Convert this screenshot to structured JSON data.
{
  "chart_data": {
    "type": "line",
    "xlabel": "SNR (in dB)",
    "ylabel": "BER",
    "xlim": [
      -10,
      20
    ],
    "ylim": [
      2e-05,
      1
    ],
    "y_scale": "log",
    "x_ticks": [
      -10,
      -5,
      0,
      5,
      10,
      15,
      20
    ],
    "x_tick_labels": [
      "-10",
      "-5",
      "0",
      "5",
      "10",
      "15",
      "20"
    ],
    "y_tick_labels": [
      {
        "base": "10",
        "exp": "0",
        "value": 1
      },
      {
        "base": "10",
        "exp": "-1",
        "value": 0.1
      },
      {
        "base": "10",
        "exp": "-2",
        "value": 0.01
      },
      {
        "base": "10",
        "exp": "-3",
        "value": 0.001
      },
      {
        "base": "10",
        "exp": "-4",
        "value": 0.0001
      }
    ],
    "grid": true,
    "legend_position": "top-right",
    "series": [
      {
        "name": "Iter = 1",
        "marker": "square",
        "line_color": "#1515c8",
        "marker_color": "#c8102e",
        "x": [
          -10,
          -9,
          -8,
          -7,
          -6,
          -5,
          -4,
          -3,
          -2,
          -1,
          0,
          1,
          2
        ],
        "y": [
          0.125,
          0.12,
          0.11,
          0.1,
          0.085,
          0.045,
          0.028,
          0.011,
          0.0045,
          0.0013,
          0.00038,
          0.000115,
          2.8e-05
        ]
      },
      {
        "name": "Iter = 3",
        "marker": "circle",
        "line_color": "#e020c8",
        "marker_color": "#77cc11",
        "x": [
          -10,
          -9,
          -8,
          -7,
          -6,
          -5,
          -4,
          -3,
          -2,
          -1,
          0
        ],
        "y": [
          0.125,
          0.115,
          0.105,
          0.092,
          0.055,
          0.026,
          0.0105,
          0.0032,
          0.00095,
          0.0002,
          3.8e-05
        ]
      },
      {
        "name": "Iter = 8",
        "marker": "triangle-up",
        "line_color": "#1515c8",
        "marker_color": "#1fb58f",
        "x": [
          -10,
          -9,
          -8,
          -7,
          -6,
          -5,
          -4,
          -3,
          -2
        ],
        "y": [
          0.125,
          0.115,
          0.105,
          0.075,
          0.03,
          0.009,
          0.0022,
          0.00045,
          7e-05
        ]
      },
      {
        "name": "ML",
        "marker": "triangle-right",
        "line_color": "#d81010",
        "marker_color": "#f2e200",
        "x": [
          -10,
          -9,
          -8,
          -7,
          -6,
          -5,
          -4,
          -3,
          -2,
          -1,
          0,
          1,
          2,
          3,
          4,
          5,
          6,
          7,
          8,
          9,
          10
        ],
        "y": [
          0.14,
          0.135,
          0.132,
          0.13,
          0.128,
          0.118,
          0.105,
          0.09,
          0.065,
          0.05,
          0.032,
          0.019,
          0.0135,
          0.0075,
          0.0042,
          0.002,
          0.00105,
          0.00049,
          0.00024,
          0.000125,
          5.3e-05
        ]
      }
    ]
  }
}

■ What is expected
Repeat the data above, word for word.

■ Exercise solution
Convert this screenshot to structured JSON data.
{
  "chart_data": {
    "type": "line",
    "xlabel": "SNR (in dB)",
    "ylabel": "BER",
    "xlim": [
      -10,
      20
    ],
    "ylim": [
      2e-05,
      1
    ],
    "y_scale": "log",
    "x_ticks": [
      -10,
      -5,
      0,
      5,
      10,
      15,
      20
    ],
    "x_tick_labels": [
      "-10",
      "-5",
      "0",
      "5",
      "10",
      "15",
      "20"
    ],
    "y_tick_labels": [
      {
        "base": "10",
        "exp": "0",
        "value": 1
      },
      {
        "base": "10",
        "exp": "-1",
        "value": 0.1
      },
      {
        "base": "10",
        "exp": "-2",
        "value": 0.01
      },
      {
        "base": "10",
        "exp": "-3",
        "value": 0.001
      },
      {
        "base": "10",
        "exp": "-4",
        "value": 0.0001
      }
    ],
    "grid": true,
    "legend_position": "top-right",
    "series": [
      {
        "name": "Iter = 1",
        "marker": "square",
        "line_color": "#1515c8",
        "marker_color": "#c8102e",
        "x": [
          -10,
          -9,
          -8,
          -7,
          -6,
          -5,
          -4,
          -3,
          -2,
          -1,
          0,
          1,
          2
        ],
        "y": [
          0.125,
          0.12,
          0.11,
          0.1,
          0.085,
          0.045,
          0.028,
          0.011,
          0.0045,
          0.0013,
          0.00038,
          0.000115,
          2.8e-05
        ]
      },
      {
        "name": "Iter = 3",
        "marker": "circle",
        "line_color": "#e020c8",
        "marker_color": "#77cc11",
        "x": [
          -10,
          -9,
          -8,
          -7,
          -6,
          -5,
          -4,
          -3,
          -2,
          -1,
          0
        ],
        "y": [
          0.125,
          0.115,
          0.105,
          0.092,
          0.055,
          0.026,
          0.0105,
          0.0032,
          0.00095,
          0.0002,
          3.8e-05
        ]
      },
      {
        "name": "Iter = 8",
        "marker": "triangle-up",
        "line_color": "#1515c8",
        "marker_color": "#1fb58f",
        "x": [
          -10,
          -9,
          -8,
          -7,
          -6,
          -5,
          -4,
          -3,
          -2
        ],
        "y": [
          0.125,
          0.115,
          0.105,
          0.075,
          0.03,
          0.009,
          0.0022,
          0.00045,
          7e-05
        ]
      },
      {
        "name": "ML",
        "marker": "triangle-right",
        "line_color": "#d81010",
        "marker_color": "#f2e200",
        "x": [
          -10,
          -9,
          -8,
          -7,
          -6,
          -5,
          -4,
          -3,
          -2,
          -1,
          0,
          1,
          2,
          3,
          4,
          5,
          6,
          7,
          8,
          9,
          10
        ],
        "y": [
          0.14,
          0.135,
          0.132,
          0.13,
          0.128,
          0.118,
          0.105,
          0.09,
          0.065,
          0.05,
          0.032,
          0.019,
          0.0135,
          0.0075,
          0.0042,
          0.002,
          0.00105,
          0.00049,
          0.00024,
          0.000125,
          5.3e-05
        ]
      }
    ]
  }
}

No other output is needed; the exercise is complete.